Stored records:
====

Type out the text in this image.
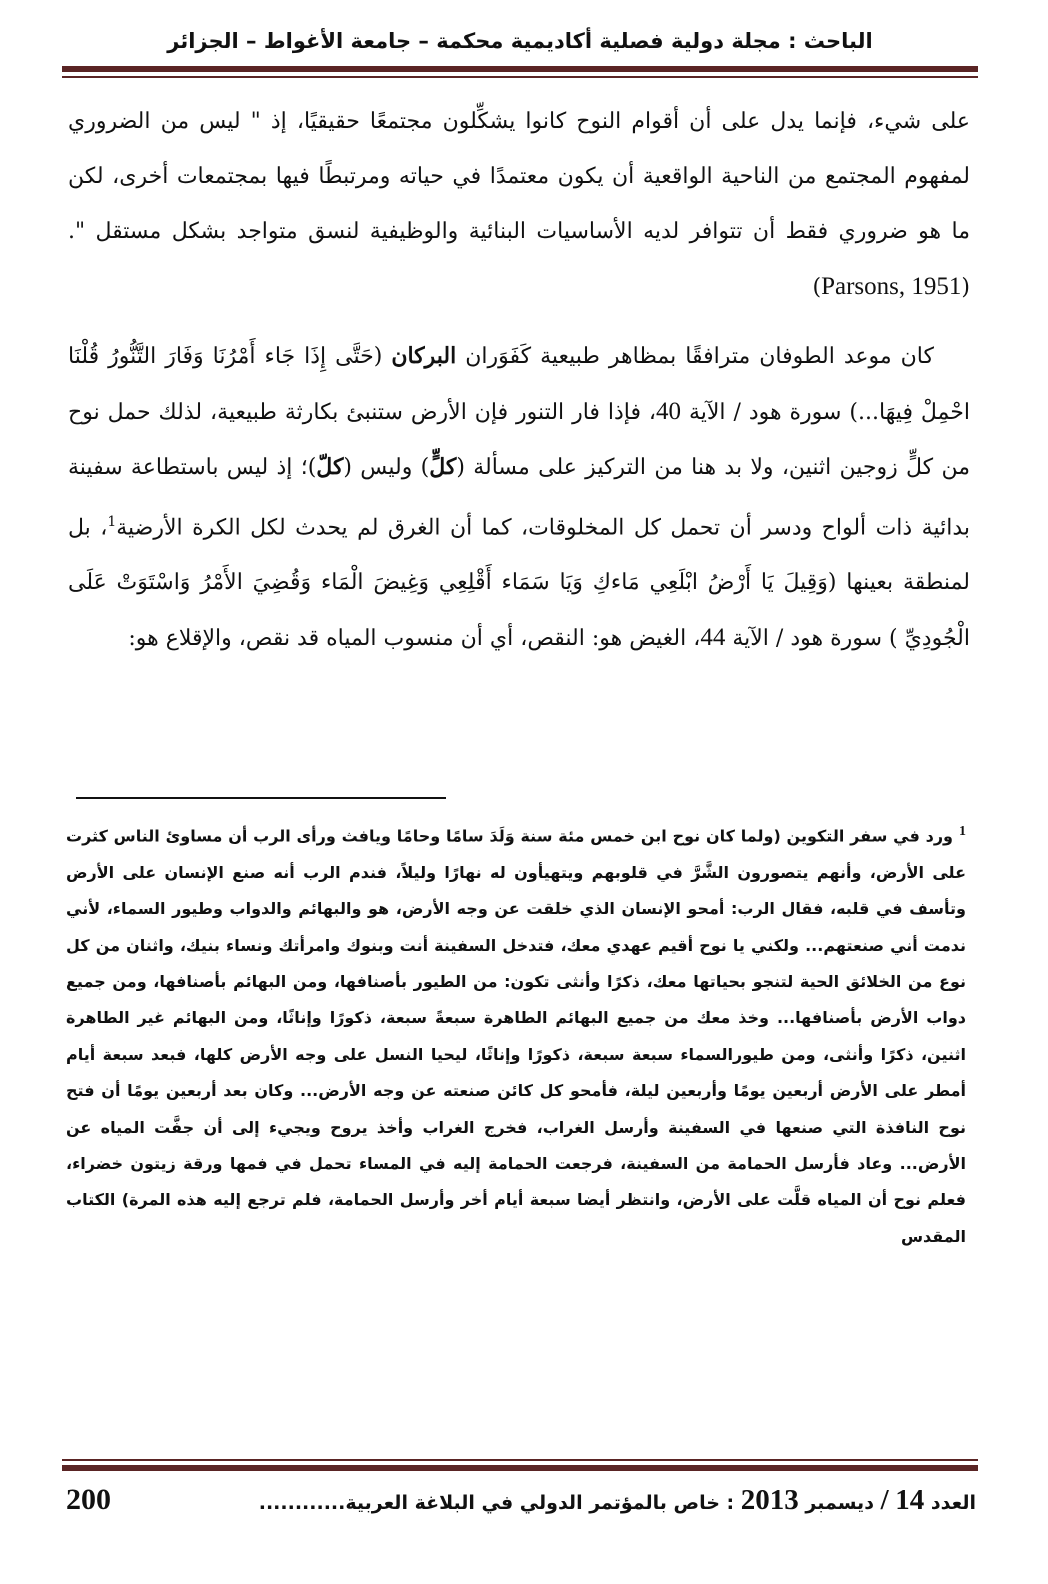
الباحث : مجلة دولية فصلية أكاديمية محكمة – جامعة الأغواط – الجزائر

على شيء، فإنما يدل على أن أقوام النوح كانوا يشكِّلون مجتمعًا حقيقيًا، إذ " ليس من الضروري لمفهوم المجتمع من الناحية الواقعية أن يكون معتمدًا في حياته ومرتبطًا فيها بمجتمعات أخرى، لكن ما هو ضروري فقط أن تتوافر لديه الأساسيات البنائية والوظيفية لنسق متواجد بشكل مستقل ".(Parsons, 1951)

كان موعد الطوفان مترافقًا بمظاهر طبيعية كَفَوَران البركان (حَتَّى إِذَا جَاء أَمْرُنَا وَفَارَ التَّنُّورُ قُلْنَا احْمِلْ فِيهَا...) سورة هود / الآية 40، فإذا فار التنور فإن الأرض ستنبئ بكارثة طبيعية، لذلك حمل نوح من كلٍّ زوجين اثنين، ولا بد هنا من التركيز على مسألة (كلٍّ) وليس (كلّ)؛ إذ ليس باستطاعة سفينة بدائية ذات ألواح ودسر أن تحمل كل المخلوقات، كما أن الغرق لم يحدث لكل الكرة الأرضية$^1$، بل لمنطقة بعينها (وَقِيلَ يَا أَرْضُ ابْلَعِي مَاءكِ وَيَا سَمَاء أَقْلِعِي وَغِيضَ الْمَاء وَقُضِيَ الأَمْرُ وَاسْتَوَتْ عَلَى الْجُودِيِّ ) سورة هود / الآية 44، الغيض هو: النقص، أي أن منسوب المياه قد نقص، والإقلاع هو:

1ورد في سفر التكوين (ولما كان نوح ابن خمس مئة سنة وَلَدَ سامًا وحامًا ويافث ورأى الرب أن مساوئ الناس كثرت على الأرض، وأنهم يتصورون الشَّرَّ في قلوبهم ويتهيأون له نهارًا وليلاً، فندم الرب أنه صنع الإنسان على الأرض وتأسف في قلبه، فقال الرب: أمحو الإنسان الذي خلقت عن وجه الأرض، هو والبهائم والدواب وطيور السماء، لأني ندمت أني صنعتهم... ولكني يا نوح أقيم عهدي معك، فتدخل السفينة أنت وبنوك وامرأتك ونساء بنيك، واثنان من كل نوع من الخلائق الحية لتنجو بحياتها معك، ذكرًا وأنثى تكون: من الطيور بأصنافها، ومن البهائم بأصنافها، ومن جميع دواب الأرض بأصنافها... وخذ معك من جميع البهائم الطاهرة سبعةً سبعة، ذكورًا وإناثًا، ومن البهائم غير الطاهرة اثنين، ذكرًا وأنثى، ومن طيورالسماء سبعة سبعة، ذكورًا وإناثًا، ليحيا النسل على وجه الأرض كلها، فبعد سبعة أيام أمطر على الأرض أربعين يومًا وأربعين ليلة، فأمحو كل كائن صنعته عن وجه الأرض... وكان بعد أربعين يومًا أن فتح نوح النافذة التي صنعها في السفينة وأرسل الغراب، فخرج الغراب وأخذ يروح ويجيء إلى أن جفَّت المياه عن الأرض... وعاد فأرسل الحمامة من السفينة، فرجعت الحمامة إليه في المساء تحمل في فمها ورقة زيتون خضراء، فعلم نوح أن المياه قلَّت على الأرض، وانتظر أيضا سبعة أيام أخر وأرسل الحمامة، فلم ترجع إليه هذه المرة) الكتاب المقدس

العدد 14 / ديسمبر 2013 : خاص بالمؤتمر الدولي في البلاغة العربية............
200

====

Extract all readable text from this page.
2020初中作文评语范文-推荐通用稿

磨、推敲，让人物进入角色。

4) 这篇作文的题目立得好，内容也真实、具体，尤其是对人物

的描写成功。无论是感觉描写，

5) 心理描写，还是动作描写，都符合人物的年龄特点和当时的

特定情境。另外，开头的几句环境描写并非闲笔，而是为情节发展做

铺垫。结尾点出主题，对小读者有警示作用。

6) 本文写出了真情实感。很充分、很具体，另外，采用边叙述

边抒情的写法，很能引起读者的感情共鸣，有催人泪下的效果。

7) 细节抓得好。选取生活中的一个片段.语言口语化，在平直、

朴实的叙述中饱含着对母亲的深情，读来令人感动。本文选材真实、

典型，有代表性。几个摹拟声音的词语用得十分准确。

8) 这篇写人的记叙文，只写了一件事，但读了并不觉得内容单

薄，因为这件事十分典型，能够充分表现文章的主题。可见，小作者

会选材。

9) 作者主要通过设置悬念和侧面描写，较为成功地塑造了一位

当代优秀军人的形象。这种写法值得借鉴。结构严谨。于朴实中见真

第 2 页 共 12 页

====

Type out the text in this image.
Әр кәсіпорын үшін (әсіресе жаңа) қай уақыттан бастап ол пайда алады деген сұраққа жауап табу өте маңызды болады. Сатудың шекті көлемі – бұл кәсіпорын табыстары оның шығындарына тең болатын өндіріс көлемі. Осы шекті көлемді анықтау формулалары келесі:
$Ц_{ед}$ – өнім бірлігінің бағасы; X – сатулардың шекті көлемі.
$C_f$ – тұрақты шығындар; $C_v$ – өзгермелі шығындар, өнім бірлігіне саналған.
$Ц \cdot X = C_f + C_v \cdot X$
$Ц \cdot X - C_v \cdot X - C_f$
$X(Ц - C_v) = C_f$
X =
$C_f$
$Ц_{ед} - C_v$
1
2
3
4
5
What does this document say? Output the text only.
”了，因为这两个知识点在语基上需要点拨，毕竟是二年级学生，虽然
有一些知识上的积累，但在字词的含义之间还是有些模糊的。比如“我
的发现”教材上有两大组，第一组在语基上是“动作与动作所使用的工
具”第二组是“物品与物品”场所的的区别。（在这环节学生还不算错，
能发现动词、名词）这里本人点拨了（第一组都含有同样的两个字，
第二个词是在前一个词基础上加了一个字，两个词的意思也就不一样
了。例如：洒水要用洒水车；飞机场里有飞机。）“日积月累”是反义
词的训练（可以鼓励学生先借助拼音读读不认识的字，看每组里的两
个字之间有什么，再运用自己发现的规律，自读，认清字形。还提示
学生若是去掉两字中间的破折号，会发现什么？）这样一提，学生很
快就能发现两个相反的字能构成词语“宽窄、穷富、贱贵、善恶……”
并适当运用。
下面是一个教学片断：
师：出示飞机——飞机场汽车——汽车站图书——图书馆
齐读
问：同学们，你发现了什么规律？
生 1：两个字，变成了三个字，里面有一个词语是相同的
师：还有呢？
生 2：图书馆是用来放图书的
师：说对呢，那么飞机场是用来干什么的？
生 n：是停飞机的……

====

### What is being asked
Return each line where "text" shows up.

### Exercise result
Type out the text in this image.
Extract all readable text from this page.
Type out the text in this image.
What does this document say? Output the text only.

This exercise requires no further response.